Find and return each line containing "right".

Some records
* BEGIN *

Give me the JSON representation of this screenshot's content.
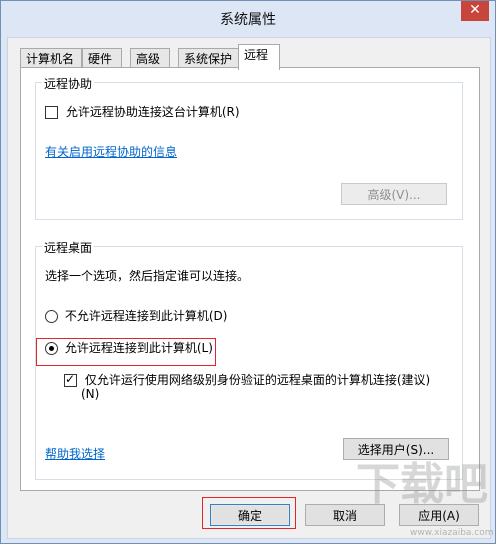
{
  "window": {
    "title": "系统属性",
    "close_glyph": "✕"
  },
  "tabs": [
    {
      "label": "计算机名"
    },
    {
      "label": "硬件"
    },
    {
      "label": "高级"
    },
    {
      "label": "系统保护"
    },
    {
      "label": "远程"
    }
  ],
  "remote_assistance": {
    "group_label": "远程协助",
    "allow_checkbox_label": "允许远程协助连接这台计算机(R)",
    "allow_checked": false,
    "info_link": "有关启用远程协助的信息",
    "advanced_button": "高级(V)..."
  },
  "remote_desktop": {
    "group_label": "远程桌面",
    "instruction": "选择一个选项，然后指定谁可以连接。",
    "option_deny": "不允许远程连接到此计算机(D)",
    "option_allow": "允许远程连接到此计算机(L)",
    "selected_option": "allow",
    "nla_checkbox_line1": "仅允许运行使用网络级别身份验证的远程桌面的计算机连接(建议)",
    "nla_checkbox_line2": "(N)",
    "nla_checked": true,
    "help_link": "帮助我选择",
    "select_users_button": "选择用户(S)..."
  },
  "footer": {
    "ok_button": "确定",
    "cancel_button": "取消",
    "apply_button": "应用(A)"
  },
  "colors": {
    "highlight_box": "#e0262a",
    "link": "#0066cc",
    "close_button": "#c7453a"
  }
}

* END *
* BEGIN *

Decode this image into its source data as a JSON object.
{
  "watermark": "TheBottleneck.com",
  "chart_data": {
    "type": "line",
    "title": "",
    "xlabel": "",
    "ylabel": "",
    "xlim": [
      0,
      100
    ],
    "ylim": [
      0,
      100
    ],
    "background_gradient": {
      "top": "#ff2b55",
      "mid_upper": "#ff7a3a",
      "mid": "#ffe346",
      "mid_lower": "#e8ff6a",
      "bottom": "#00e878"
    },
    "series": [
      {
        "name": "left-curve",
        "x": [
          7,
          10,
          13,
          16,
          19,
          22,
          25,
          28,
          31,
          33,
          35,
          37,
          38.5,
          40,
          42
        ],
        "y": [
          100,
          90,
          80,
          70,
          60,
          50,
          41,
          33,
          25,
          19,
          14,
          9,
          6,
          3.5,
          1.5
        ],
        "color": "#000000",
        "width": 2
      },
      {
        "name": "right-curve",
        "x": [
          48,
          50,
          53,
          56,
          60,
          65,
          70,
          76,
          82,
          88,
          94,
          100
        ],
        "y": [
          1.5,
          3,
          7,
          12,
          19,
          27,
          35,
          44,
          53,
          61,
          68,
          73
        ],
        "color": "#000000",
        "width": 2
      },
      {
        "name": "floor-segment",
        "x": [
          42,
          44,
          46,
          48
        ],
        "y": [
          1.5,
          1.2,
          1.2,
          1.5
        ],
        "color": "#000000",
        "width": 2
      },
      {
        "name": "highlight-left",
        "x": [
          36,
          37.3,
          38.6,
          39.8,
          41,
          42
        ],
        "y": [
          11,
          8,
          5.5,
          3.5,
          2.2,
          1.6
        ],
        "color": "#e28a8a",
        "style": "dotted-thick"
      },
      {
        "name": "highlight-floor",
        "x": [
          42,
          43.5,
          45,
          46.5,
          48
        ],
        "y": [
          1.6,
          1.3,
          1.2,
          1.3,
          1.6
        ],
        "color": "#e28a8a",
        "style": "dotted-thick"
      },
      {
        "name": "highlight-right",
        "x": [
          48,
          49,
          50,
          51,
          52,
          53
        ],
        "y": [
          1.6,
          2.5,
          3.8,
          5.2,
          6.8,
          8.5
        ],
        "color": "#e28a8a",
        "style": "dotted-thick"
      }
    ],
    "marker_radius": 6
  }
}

* END *

• REPLY TO THE TASK:
        "name": "right-curve",
        "name": "highlight-right",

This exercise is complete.